[start of Supplied data]

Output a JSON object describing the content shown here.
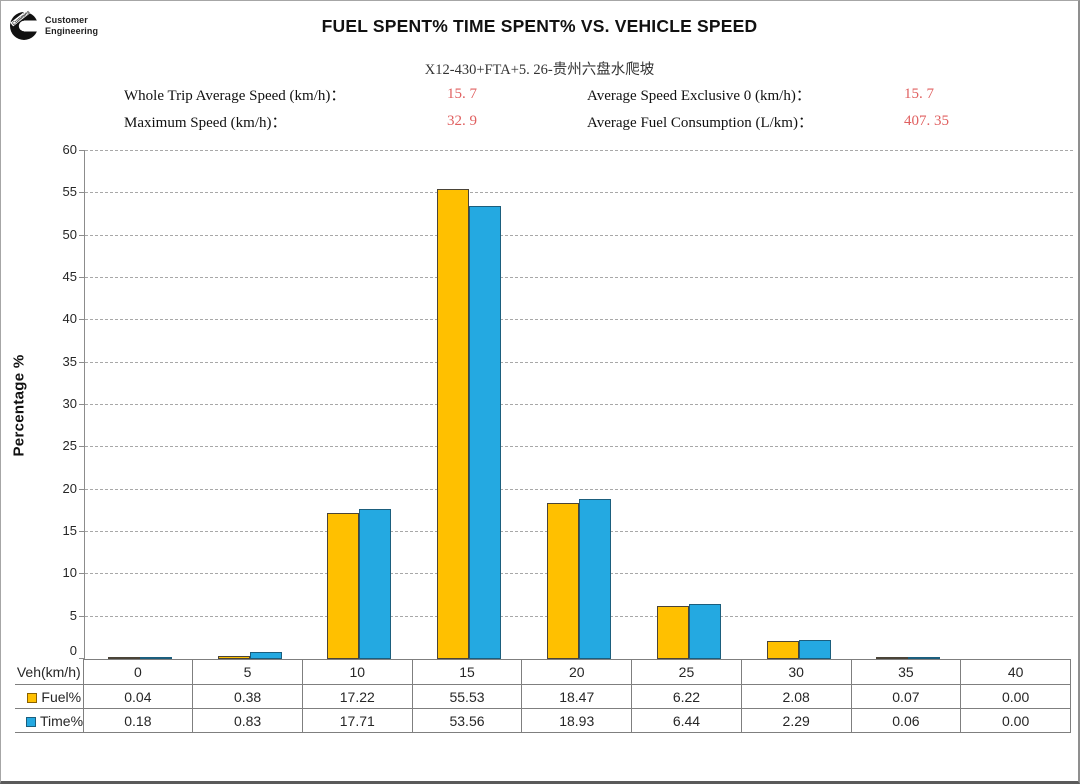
{
  "logo": {
    "brand": "cummins",
    "line1": "Customer",
    "line2": "Engineering"
  },
  "title": "FUEL SPENT% TIME SPENT% VS. VEHICLE SPEED",
  "subtitle": "X12-430+FTA+5. 26-贵州六盘水爬坡",
  "stats": {
    "whole_trip_avg_speed": {
      "label": "Whole Trip Average Speed (km/h)：",
      "value": "15. 7"
    },
    "maximum_speed": {
      "label": "Maximum Speed (km/h)：",
      "value": "32. 9"
    },
    "avg_speed_exclusive_0": {
      "label": "Average Speed Exclusive 0 (km/h)：",
      "value": "15. 7"
    },
    "avg_fuel_consumption": {
      "label": "Average Fuel Consumption (L/km)：",
      "value": "407. 35"
    }
  },
  "colors": {
    "fuel": "#FFC000",
    "time": "#24A9E1",
    "stat_value_red": "#e06060",
    "gridline": "#a8a8a8"
  },
  "chart_data": {
    "type": "bar",
    "title": "FUEL SPENT% TIME SPENT% VS. VEHICLE SPEED",
    "subtitle": "X12-430+FTA+5. 26-贵州六盘水爬坡",
    "xlabel": "Veh(km/h)",
    "ylabel": "Percentage %",
    "ylim": [
      0,
      60
    ],
    "ytick_step": 5,
    "grid": "horizontal dashed",
    "legend_position": "table-left",
    "categories": [
      0,
      5,
      10,
      15,
      20,
      25,
      30,
      35,
      40
    ],
    "series": [
      {
        "name": "Fuel%",
        "color": "#FFC000",
        "values": [
          0.04,
          0.38,
          17.22,
          55.53,
          18.47,
          6.22,
          2.08,
          0.07,
          0.0
        ]
      },
      {
        "name": "Time%",
        "color": "#24A9E1",
        "values": [
          0.18,
          0.83,
          17.71,
          53.56,
          18.93,
          6.44,
          2.29,
          0.06,
          0.0
        ]
      }
    ]
  },
  "table": {
    "row_header": "Veh(km/h)",
    "columns": [
      "0",
      "5",
      "10",
      "15",
      "20",
      "25",
      "30",
      "35",
      "40"
    ],
    "rows": [
      {
        "label": "Fuel%",
        "series": "fuel",
        "values": [
          "0.04",
          "0.38",
          "17.22",
          "55.53",
          "18.47",
          "6.22",
          "2.08",
          "0.07",
          "0.00"
        ]
      },
      {
        "label": "Time%",
        "series": "time",
        "values": [
          "0.18",
          "0.83",
          "17.71",
          "53.56",
          "18.93",
          "6.44",
          "2.29",
          "0.06",
          "0.00"
        ]
      }
    ]
  }
}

[end of Supplied data]

▸ Exercise: Copy the listing in full and without alteration, omitting every picture.

▸ Response to this task:
Output a JSON object describing the content shown here.
{
  "logo": {
    "brand": "cummins",
    "line1": "Customer",
    "line2": "Engineering"
  },
  "title": "FUEL SPENT% TIME SPENT% VS. VEHICLE SPEED",
  "subtitle": "X12-430+FTA+5. 26-贵州六盘水爬坡",
  "stats": {
    "whole_trip_avg_speed": {
      "label": "Whole Trip Average Speed (km/h)：",
      "value": "15. 7"
    },
    "maximum_speed": {
      "label": "Maximum Speed (km/h)：",
      "value": "32. 9"
    },
    "avg_speed_exclusive_0": {
      "label": "Average Speed Exclusive 0 (km/h)：",
      "value": "15. 7"
    },
    "avg_fuel_consumption": {
      "label": "Average Fuel Consumption (L/km)：",
      "value": "407. 35"
    }
  },
  "colors": {
    "fuel": "#FFC000",
    "time": "#24A9E1",
    "stat_value_red": "#e06060",
    "gridline": "#a8a8a8"
  },
  "chart_data": {
    "type": "bar",
    "title": "FUEL SPENT% TIME SPENT% VS. VEHICLE SPEED",
    "subtitle": "X12-430+FTA+5. 26-贵州六盘水爬坡",
    "xlabel": "Veh(km/h)",
    "ylabel": "Percentage %",
    "ylim": [
      0,
      60
    ],
    "ytick_step": 5,
    "grid": "horizontal dashed",
    "legend_position": "table-left",
    "categories": [
      0,
      5,
      10,
      15,
      20,
      25,
      30,
      35,
      40
    ],
    "series": [
      {
        "name": "Fuel%",
        "color": "#FFC000",
        "values": [
          0.04,
          0.38,
          17.22,
          55.53,
          18.47,
          6.22,
          2.08,
          0.07,
          0.0
        ]
      },
      {
        "name": "Time%",
        "color": "#24A9E1",
        "values": [
          0.18,
          0.83,
          17.71,
          53.56,
          18.93,
          6.44,
          2.29,
          0.06,
          0.0
        ]
      }
    ]
  },
  "table": {
    "row_header": "Veh(km/h)",
    "columns": [
      "0",
      "5",
      "10",
      "15",
      "20",
      "25",
      "30",
      "35",
      "40"
    ],
    "rows": [
      {
        "label": "Fuel%",
        "series": "fuel",
        "values": [
          "0.04",
          "0.38",
          "17.22",
          "55.53",
          "18.47",
          "6.22",
          "2.08",
          "0.07",
          "0.00"
        ]
      },
      {
        "label": "Time%",
        "series": "time",
        "values": [
          "0.18",
          "0.83",
          "17.71",
          "53.56",
          "18.93",
          "6.44",
          "2.29",
          "0.06",
          "0.00"
        ]
      }
    ]
  }
}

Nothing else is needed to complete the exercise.